### TASK DIRECTIONS:
The records underneath are to be repeated exactly, with the pictures left out.

### DATA TO PROCESS:
------------------------------

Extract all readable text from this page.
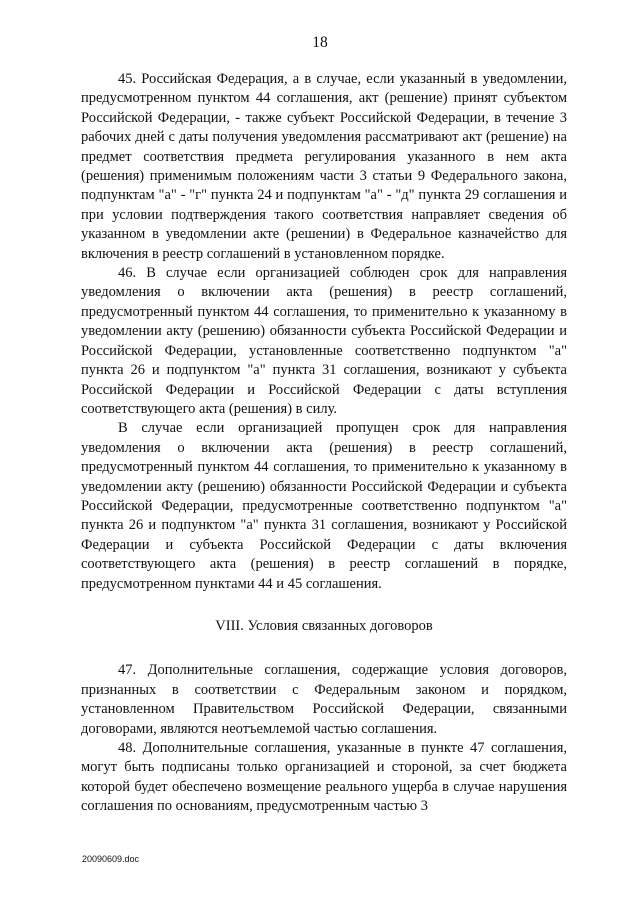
18

45. Российская Федерация, а в случае, если указанный в уведомлении, предусмотренном пунктом 44 соглашения, акт (решение) принят субъектом Российской Федерации, - также субъект Российской Федерации, в течение 3 рабочих дней с даты получения уведомления рассматривают акт (решение) на предмет соответствия предмета регулирования указанного в нем акта (решения) применимым положениям части 3 статьи 9 Федерального закона, подпунктам "а" - "г" пункта 24 и подпунктам "а" - "д" пункта 29 соглашения и при условии подтверждения такого соответствия направляет сведения об указанном в уведомлении акте (решении) в Федеральное казначейство для включения в реестр соглашений в установленном порядке.

46. В случае если организацией соблюден срок для направления уведомления о включении акта (решения) в реестр соглашений, предусмотренный пунктом 44 соглашения, то применительно к указанному в уведомлении акту (решению) обязанности субъекта Российской Федерации и Российской Федерации, установленные соответственно подпунктом "а" пункта 26 и подпунктом "а" пункта 31 соглашения, возникают у субъекта Российской Федерации и Российской Федерации с даты вступления соответствующего акта (решения) в силу.

В случае если организацией пропущен срок для направления уведомления о включении акта (решения) в реестр соглашений, предусмотренный пунктом 44 соглашения, то применительно к указанному в уведомлении акту (решению) обязанности Российской Федерации и субъекта Российской Федерации, предусмотренные соответственно подпунктом "а" пункта 26 и подпунктом "а" пункта 31 соглашения, возникают у Российской Федерации и субъекта Российской Федерации с даты включения соответствующего акта (решения) в реестр соглашений в порядке, предусмотренном пунктами 44 и 45 соглашения.

VIII. Условия связанных договоров

47. Дополнительные соглашения, содержащие условия договоров, признанных в соответствии с Федеральным законом и порядком, установленном Правительством Российской Федерации, связанными договорами, являются неотъемлемой частью соглашения.

48. Дополнительные соглашения, указанные в пункте 47 соглашения, могут быть подписаны только организацией и стороной, за счет бюджета которой будет обеспечено возмещение реального ущерба в случае нарушения соглашения по основаниям, предусмотренным частью 3

20090609.doc
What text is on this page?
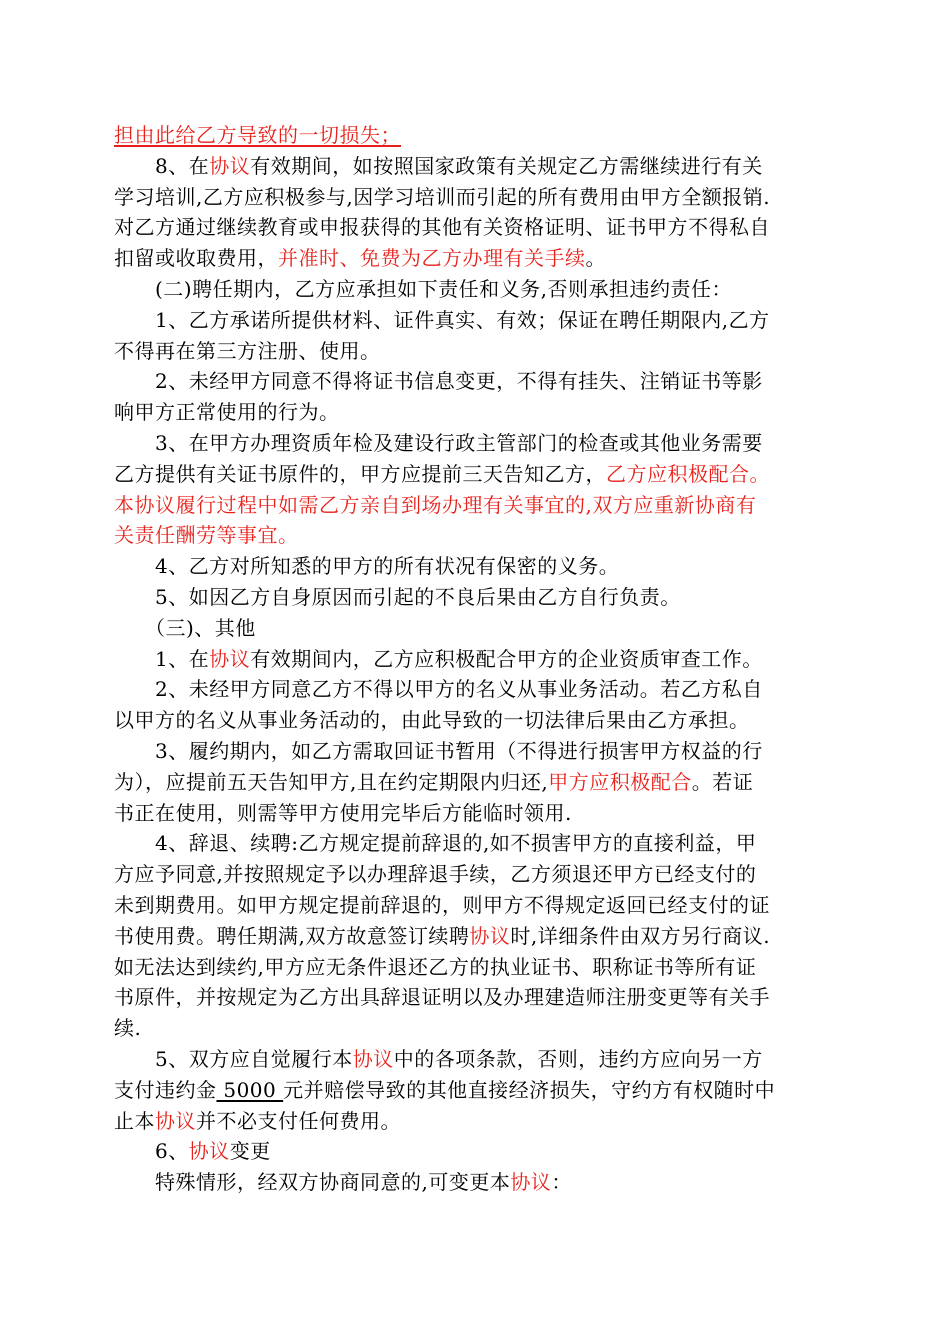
担由此给乙方导致的一切损失；
　　8、在协议有效期间，如按照国家政策有关规定乙方需继续进行有关
学习培训,乙方应积极参与,因学习培训而引起的所有费用由甲方全额报销.
对乙方通过继续教育或申报获得的其他有关资格证明、证书甲方不得私自
扣留或收取费用，并准时、免费为乙方办理有关手续。
　　(二)聘任期内，乙方应承担如下责任和义务,否则承担违约责任：
　　1、乙方承诺所提供材料、证件真实、有效；保证在聘任期限内,乙方
不得再在第三方注册、使用。
　　2、未经甲方同意不得将证书信息变更，不得有挂失、注销证书等影
响甲方正常使用的行为。
　　3、在甲方办理资质年检及建设行政主管部门的检查或其他业务需要
乙方提供有关证书原件的，甲方应提前三天告知乙方，乙方应积极配合。
本协议履行过程中如需乙方亲自到场办理有关事宜的,双方应重新协商有
关责任酬劳等事宜。
　　4、乙方对所知悉的甲方的所有状况有保密的义务。
　　5、如因乙方自身原因而引起的不良后果由乙方自行负责。
　　（三)、其他
　　1、在协议有效期间内，乙方应积极配合甲方的企业资质审查工作。
　　2、未经甲方同意乙方不得以甲方的名义从事业务活动。若乙方私自
以甲方的名义从事业务活动的，由此导致的一切法律后果由乙方承担。
　　3、履约期内，如乙方需取回证书暂用（不得进行损害甲方权益的行
为），应提前五天告知甲方,且在约定期限内归还,甲方应积极配合。若证
书正在使用，则需等甲方使用完毕后方能临时领用.
　　4、辞退、续聘:乙方规定提前辞退的,如不损害甲方的直接利益，甲
方应予同意,并按照规定予以办理辞退手续，乙方须退还甲方已经支付的
未到期费用。如甲方规定提前辞退的，则甲方不得规定返回已经支付的证
书使用费。聘任期满,双方故意签订续聘协议时,详细条件由双方另行商议.
如无法达到续约,甲方应无条件退还乙方的执业证书、职称证书等所有证
书原件，并按规定为乙方出具辞退证明以及办理建造师注册变更等有关手
续.
　　5、双方应自觉履行本协议中的各项条款，否则，违约方应向另一方
支付违约金 5000 元并赔偿导致的其他直接经济损失，守约方有权随时中
止本协议并不必支付任何费用。
　　6、协议变更
　　特殊情形，经双方协商同意的,可变更本协议：
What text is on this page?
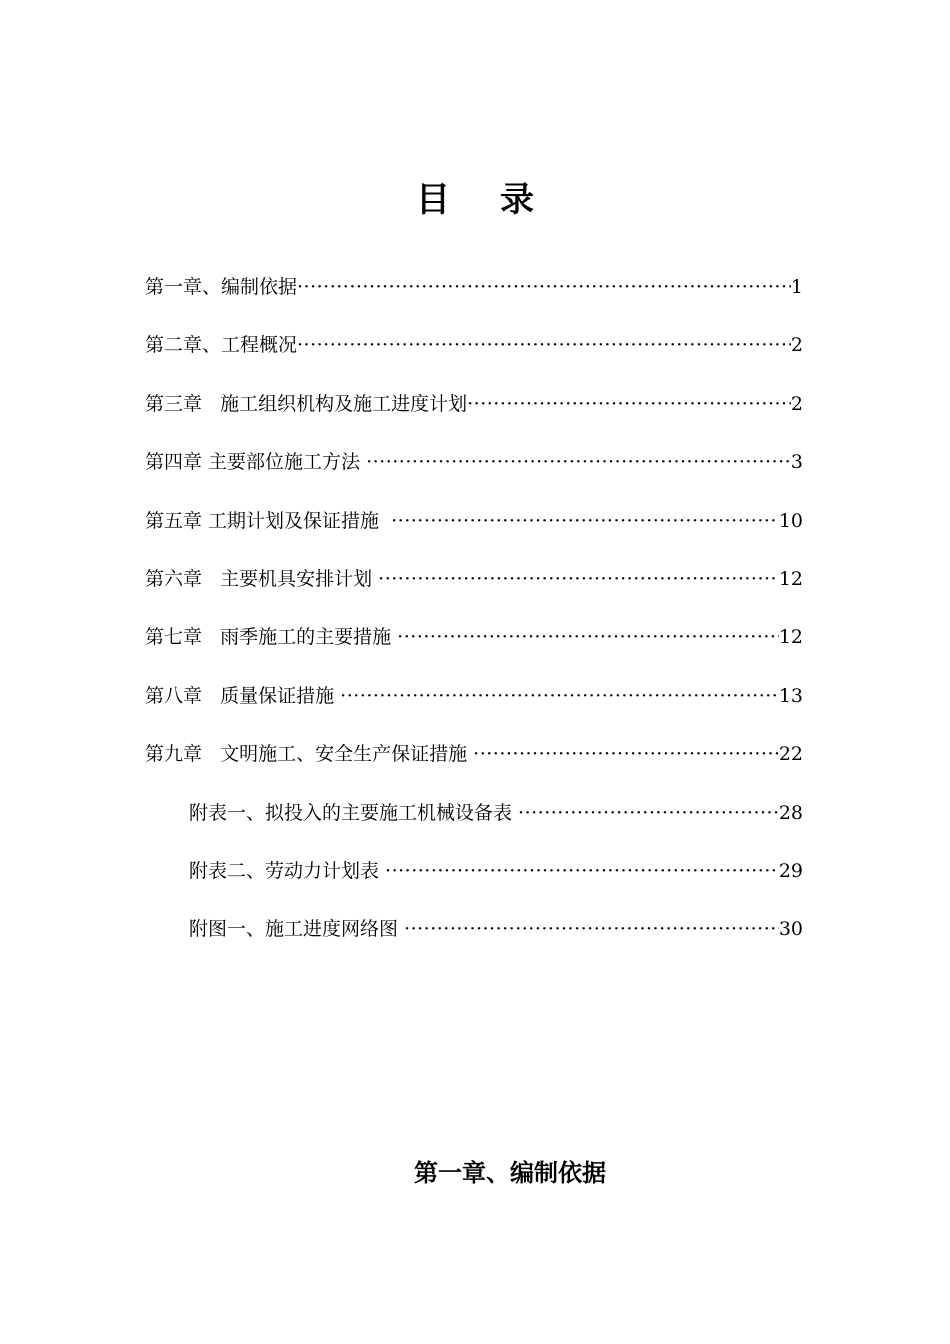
目 录
第一章、编制依据 ·····	1
第二章、工程概况 ·····	2
第三章   施工组织机构及施工进度计划 ·····	2
第四章 主要部位施工方法 ·····	3
第五章 工期计划及保证措施 ·····	10
第六章   主要机具安排计划 ·····	12
第七章   雨季施工的主要措施 ·····	12
第八章   质量保证措施 ·····	13
第九章   文明施工、安全生产保证措施 ·····	22
附表一、拟投入的主要施工机械设备表 ·····	28
附表二、劳动力计划表 ·····	29
附图一、施工进度网络图 ·····	30
第一章、编制依据
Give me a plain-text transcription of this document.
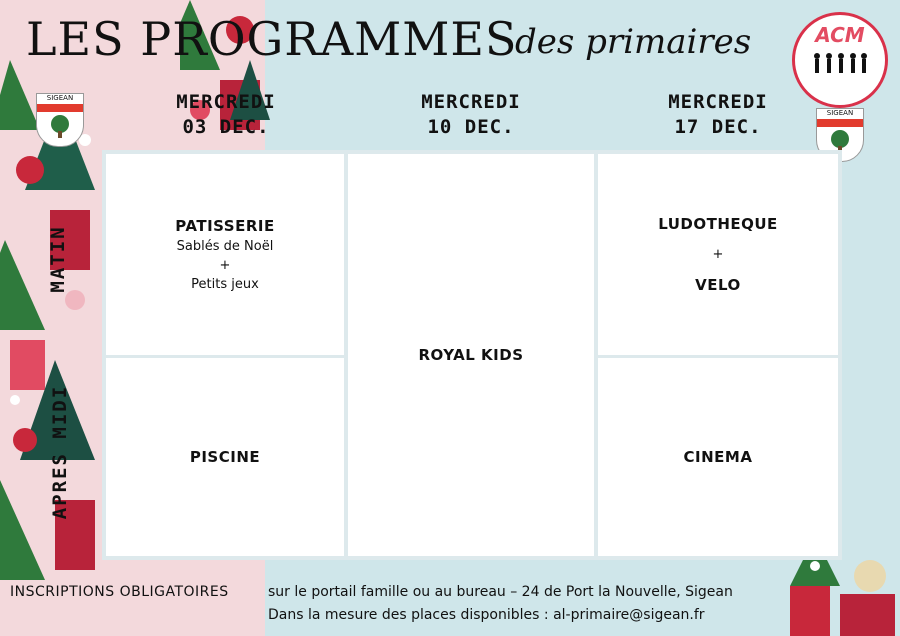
LES PROGRAMMES
des primaires	ACM
SIGEAN
SIGEAN
MERCREDI
03 DEC.
MERCREDI
10 DEC.
MERCREDI
17 DEC.
MATIN
APRES MIDI
PATISSERIE
Sablés de Noël
+
Petits jeux
PISCINE
ROYAL KIDS
LUDOTHEQUE
+
VELO
CINEMA
INSCRIPTIONS OBLIGATOIRES	sur le portail famille ou au bureau – 24 de Port la Nouvelle, Sigean
Dans la mesure des places disponibles : al-primaire@sigean.fr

------------------------------

### COMPLETED EXERCISE:
Extract all readable text from this page.
18

45. Российская Федерация, а в случае, если указанный в уведомлении, предусмотренном пунктом 44 соглашения, акт (решение) принят субъектом Российской Федерации, - также субъект Российской Федерации, в течение 3 рабочих дней с даты получения уведомления рассматривают акт (решение) на предмет соответствия предмета регулирования указанного в нем акта (решения) применимым положениям части 3 статьи 9 Федерального закона, подпунктам "а" - "г" пункта 24 и подпунктам "а" - "д" пункта 29 соглашения и при условии подтверждения такого соответствия направляет сведения об указанном в уведомлении акте (решении) в Федеральное казначейство для включения в реестр соглашений в установленном порядке.

46. В случае если организацией соблюден срок для направления уведомления о включении акта (решения) в реестр соглашений, предусмотренный пунктом 44 соглашения, то применительно к указанному в уведомлении акту (решению) обязанности субъекта Российской Федерации и Российской Федерации, установленные соответственно подпунктом "а" пункта 26 и подпунктом "а" пункта 31 соглашения, возникают у субъекта Российской Федерации и Российской Федерации с даты вступления соответствующего акта (решения) в силу.

В случае если организацией пропущен срок для направления уведомления о включении акта (решения) в реестр соглашений, предусмотренный пунктом 44 соглашения, то применительно к указанному в уведомлении акту (решению) обязанности Российской Федерации и субъекта Российской Федерации, предусмотренные соответственно подпунктом "а" пункта 26 и подпунктом "а" пункта 31 соглашения, возникают у Российской Федерации и субъекта Российской Федерации с даты включения соответствующего акта (решения) в реестр соглашений в порядке, предусмотренном пунктами 44 и 45 соглашения.

VIII. Условия связанных договоров

47. Дополнительные соглашения, содержащие условия договоров, признанных в соответствии с Федеральным законом и порядком, установленном Правительством Российской Федерации, связанными договорами, являются неотъемлемой частью соглашения.

48. Дополнительные соглашения, указанные в пункте 47 соглашения, могут быть подписаны только организацией и стороной, за счет бюджета которой будет обеспечено возмещение реального ущерба в случае нарушения соглашения по основаниям, предусмотренным частью 3

20090609.doc
What text is on this page?
担由此给乙方导致的一切损失；
　　8、在协议有效期间，如按照国家政策有关规定乙方需继续进行有关
学习培训,乙方应积极参与,因学习培训而引起的所有费用由甲方全额报销.
对乙方通过继续教育或申报获得的其他有关资格证明、证书甲方不得私自
扣留或收取费用，并准时、免费为乙方办理有关手续。
　　(二)聘任期内，乙方应承担如下责任和义务,否则承担违约责任：
　　1、乙方承诺所提供材料、证件真实、有效；保证在聘任期限内,乙方
不得再在第三方注册、使用。
　　2、未经甲方同意不得将证书信息变更，不得有挂失、注销证书等影
响甲方正常使用的行为。
　　3、在甲方办理资质年检及建设行政主管部门的检查或其他业务需要
乙方提供有关证书原件的，甲方应提前三天告知乙方，乙方应积极配合。
本协议履行过程中如需乙方亲自到场办理有关事宜的,双方应重新协商有
关责任酬劳等事宜。
　　4、乙方对所知悉的甲方的所有状况有保密的义务。
　　5、如因乙方自身原因而引起的不良后果由乙方自行负责。
　　（三)、其他
　　1、在协议有效期间内，乙方应积极配合甲方的企业资质审查工作。
　　2、未经甲方同意乙方不得以甲方的名义从事业务活动。若乙方私自
以甲方的名义从事业务活动的，由此导致的一切法律后果由乙方承担。
　　3、履约期内，如乙方需取回证书暂用（不得进行损害甲方权益的行
为），应提前五天告知甲方,且在约定期限内归还,甲方应积极配合。若证
书正在使用，则需等甲方使用完毕后方能临时领用.
　　4、辞退、续聘:乙方规定提前辞退的,如不损害甲方的直接利益，甲
方应予同意,并按照规定予以办理辞退手续，乙方须退还甲方已经支付的
未到期费用。如甲方规定提前辞退的，则甲方不得规定返回已经支付的证
书使用费。聘任期满,双方故意签订续聘协议时,详细条件由双方另行商议.
如无法达到续约,甲方应无条件退还乙方的执业证书、职称证书等所有证
书原件，并按规定为乙方出具辞退证明以及办理建造师注册变更等有关手
续.
　　5、双方应自觉履行本协议中的各项条款，否则，违约方应向另一方
支付违约金 5000 元并赔偿导致的其他直接经济损失，守约方有权随时中
止本协议并不必支付任何费用。
　　6、协议变更
　　特殊情形，经双方协商同意的,可变更本协议：
What text is on this page?
目 录
第一章、编制依据 ·····	1
第二章、工程概况 ·····	2
第三章   施工组织机构及施工进度计划 ·····	2
第四章 主要部位施工方法 ·····	3
第五章 工期计划及保证措施 ·····	10
第六章   主要机具安排计划 ·····	12
第七章   雨季施工的主要措施 ·····	12
第八章   质量保证措施 ·····	13
第九章   文明施工、安全生产保证措施 ·····	22
附表一、拟投入的主要施工机械设备表 ·····	28
附表二、劳动力计划表 ·····	29
附图一、施工进度网络图 ·····	30
第一章、编制依据
Give me a plain-text transcription of this document.
LES PROGRAMMES
des primaires	ACM
SIGEAN
SIGEAN
MERCREDI
03 DEC.
MERCREDI
10 DEC.
MERCREDI
17 DEC.
MATIN
APRES MIDI
PATISSERIE
Sablés de Noël
+
Petits jeux
PISCINE
ROYAL KIDS
LUDOTHEQUE
+
VELO
CINEMA
INSCRIPTIONS OBLIGATOIRES	sur le portail famille ou au bureau – 24 de Port la Nouvelle, Sigean
Dans la mesure des places disponibles : al-primaire@sigean.fr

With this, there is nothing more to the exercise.